Stored data:
□ □ □
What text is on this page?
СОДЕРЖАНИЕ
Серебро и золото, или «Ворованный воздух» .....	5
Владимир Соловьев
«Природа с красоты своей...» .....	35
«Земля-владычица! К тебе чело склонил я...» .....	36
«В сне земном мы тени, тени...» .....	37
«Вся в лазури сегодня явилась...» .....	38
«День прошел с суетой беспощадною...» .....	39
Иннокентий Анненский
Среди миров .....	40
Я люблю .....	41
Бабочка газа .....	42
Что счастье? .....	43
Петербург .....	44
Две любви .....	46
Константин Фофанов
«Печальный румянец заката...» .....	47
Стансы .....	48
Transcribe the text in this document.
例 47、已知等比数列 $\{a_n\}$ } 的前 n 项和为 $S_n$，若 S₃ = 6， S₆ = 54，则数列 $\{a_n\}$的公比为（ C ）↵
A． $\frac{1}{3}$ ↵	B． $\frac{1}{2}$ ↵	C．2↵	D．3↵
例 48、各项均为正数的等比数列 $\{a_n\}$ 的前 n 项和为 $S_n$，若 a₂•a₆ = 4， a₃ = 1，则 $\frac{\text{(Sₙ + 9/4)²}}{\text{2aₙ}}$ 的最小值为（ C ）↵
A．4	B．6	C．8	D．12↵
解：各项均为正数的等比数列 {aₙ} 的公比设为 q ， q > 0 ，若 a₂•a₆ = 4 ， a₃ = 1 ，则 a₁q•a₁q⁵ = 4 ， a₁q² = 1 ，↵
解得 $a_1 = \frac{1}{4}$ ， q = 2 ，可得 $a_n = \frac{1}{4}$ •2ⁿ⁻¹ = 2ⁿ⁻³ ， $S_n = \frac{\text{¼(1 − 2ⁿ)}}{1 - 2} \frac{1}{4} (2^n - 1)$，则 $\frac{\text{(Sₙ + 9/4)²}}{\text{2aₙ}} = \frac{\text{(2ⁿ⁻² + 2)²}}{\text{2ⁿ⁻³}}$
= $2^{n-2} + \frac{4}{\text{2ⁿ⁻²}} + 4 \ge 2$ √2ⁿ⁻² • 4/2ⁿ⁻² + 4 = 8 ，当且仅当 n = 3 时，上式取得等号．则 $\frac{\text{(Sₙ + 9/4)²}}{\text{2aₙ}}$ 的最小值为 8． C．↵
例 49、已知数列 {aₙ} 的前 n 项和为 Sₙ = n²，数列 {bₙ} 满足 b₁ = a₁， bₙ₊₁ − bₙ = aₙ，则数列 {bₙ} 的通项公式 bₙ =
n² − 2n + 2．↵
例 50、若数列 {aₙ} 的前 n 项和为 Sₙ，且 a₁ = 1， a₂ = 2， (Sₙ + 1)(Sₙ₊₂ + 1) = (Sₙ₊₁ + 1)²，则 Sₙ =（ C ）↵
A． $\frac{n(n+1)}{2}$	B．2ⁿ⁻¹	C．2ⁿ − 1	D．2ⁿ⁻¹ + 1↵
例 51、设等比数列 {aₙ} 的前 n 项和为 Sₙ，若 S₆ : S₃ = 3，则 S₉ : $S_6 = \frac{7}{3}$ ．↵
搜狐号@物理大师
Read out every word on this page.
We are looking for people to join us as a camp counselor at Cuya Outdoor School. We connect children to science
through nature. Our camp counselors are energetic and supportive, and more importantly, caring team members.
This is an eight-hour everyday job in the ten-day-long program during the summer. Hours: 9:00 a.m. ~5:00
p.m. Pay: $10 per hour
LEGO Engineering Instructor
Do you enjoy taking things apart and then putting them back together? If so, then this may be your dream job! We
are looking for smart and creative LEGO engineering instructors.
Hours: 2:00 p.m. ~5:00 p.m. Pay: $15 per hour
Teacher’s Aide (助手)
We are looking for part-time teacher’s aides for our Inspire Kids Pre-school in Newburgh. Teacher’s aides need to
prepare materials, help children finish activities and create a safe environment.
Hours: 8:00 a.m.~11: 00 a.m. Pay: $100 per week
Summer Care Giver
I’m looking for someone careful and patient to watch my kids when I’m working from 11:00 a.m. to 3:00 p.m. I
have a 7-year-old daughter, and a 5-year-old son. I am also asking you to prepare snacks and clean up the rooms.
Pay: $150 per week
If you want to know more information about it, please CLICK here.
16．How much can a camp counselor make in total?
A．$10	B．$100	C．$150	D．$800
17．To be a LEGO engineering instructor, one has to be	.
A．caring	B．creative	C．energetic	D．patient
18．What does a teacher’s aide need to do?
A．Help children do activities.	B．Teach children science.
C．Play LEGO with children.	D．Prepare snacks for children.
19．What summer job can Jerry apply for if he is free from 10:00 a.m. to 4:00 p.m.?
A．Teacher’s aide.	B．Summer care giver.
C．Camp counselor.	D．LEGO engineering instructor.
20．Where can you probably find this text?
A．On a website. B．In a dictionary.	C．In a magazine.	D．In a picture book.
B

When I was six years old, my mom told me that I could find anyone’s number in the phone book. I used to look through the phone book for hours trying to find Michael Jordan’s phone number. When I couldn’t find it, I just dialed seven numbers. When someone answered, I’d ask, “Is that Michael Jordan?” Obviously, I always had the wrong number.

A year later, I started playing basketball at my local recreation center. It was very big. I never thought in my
□ □ □
● **WRITTEN PROBLEM**:
Locate all lines in the listing above with the word "need" and copy them.

● **EXERCISE RESPONSE**:
We are looking for part-time teacher’s aides for our Inspire Kids Pre-school in Newburgh. Teacher’s aides need to
18．What does a teacher’s aide need to do?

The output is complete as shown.